▶ _Prompt_: Track down every line below that holds "Restaurant" and copy it.

▶ _Input for this task_:
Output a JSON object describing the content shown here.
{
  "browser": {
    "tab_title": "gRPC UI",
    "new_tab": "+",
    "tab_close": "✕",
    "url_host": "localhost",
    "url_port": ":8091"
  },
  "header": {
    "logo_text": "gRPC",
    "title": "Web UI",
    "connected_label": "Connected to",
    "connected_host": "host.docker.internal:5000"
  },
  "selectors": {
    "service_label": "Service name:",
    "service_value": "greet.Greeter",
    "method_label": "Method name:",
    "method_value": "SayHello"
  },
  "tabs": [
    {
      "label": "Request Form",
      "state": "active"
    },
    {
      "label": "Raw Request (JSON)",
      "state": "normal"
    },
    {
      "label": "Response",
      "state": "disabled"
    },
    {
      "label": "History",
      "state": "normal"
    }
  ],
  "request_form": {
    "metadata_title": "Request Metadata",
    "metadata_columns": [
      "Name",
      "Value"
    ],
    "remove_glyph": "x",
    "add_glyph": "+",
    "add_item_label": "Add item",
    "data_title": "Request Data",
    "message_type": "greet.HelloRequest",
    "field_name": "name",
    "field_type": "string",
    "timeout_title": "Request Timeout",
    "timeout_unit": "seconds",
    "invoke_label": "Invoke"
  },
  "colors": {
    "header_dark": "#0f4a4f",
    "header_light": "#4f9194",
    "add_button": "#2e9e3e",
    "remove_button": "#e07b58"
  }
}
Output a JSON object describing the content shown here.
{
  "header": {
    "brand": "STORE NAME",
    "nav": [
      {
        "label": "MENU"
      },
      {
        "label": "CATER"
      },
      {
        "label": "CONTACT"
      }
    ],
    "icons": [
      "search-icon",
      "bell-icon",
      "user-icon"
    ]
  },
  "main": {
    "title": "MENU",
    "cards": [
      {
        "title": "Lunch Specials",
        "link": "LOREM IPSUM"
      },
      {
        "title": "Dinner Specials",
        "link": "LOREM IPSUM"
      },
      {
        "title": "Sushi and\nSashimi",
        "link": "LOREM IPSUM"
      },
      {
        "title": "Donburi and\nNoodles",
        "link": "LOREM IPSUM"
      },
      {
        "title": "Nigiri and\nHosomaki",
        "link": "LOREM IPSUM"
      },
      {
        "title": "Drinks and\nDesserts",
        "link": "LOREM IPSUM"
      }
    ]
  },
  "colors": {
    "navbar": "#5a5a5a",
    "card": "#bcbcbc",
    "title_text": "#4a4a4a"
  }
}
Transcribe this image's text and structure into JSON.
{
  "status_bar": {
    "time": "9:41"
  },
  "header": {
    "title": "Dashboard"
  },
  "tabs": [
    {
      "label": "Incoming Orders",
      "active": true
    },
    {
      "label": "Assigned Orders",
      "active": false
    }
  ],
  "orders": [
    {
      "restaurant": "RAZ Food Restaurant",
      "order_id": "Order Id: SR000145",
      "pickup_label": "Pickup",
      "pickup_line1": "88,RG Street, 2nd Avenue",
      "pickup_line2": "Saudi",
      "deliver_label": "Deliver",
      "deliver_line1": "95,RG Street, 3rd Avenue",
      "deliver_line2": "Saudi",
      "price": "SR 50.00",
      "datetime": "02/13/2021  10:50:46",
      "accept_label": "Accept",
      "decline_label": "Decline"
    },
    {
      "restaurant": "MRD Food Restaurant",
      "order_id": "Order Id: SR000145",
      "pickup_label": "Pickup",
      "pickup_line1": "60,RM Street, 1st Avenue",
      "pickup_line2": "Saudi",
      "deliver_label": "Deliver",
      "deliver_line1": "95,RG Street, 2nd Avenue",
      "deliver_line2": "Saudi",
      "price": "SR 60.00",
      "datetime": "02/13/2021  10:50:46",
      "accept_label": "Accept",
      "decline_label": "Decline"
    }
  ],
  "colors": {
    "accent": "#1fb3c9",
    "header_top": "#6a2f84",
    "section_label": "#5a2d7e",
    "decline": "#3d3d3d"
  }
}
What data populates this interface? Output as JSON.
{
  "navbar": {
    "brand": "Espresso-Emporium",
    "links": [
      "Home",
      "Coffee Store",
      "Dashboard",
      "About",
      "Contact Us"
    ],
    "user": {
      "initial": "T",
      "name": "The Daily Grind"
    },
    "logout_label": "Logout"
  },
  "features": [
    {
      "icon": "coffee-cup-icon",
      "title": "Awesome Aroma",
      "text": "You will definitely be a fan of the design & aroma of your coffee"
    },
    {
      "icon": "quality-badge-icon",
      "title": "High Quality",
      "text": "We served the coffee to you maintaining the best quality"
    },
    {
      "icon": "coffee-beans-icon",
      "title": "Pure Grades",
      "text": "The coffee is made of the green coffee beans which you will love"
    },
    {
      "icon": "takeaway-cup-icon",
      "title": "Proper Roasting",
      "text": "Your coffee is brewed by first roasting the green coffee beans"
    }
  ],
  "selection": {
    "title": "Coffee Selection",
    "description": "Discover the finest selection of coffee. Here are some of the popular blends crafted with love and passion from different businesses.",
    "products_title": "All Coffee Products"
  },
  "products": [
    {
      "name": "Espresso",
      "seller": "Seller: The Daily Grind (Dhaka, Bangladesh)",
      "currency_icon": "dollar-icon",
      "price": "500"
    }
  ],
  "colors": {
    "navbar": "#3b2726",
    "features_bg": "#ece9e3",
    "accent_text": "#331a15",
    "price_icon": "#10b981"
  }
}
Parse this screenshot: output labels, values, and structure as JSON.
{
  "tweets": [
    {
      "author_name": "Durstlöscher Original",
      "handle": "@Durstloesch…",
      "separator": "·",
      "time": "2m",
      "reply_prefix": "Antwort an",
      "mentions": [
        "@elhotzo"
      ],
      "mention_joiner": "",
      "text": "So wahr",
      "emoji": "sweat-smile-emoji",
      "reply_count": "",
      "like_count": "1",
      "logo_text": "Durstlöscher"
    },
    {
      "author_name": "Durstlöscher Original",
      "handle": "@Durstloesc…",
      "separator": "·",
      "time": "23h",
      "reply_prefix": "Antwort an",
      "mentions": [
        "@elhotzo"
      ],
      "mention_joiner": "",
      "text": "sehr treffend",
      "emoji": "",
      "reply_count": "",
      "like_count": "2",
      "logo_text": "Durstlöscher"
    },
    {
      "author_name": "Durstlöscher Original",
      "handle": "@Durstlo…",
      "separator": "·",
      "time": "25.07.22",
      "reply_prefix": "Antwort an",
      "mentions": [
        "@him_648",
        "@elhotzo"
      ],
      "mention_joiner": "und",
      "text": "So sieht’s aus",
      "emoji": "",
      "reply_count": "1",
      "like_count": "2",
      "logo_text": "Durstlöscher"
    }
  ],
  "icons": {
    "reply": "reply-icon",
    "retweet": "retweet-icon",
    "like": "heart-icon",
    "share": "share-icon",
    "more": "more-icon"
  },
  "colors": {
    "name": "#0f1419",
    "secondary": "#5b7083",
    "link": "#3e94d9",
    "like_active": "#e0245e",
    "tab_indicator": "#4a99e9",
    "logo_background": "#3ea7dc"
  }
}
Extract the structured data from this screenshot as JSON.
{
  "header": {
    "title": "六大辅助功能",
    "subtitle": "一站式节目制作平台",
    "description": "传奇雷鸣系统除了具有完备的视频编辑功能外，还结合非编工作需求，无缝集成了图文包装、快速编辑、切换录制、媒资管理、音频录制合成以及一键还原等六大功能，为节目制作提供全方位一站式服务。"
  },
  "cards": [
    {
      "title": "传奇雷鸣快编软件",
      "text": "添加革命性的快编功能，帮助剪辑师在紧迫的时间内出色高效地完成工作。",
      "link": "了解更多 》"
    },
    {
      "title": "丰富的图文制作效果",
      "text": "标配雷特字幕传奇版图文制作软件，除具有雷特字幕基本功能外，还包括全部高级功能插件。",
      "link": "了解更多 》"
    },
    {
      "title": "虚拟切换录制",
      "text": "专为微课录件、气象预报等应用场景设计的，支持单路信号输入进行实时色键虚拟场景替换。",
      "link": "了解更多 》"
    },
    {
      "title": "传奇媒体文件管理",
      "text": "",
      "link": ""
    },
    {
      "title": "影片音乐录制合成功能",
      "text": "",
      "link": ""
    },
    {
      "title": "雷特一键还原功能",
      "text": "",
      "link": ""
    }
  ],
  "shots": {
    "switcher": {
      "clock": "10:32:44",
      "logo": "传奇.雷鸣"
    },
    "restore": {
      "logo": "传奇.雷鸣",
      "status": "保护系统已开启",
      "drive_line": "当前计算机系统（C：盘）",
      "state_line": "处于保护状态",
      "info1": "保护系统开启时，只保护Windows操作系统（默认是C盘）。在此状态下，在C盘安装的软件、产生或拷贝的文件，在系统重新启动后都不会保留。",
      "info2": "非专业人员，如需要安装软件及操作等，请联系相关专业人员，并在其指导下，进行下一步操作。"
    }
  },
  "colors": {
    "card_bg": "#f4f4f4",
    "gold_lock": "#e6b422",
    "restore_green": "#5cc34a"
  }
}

▶ _Reply_:
      "restaurant": "RAZ Food Restaurant",
      "restaurant": "MRD Food Restaurant",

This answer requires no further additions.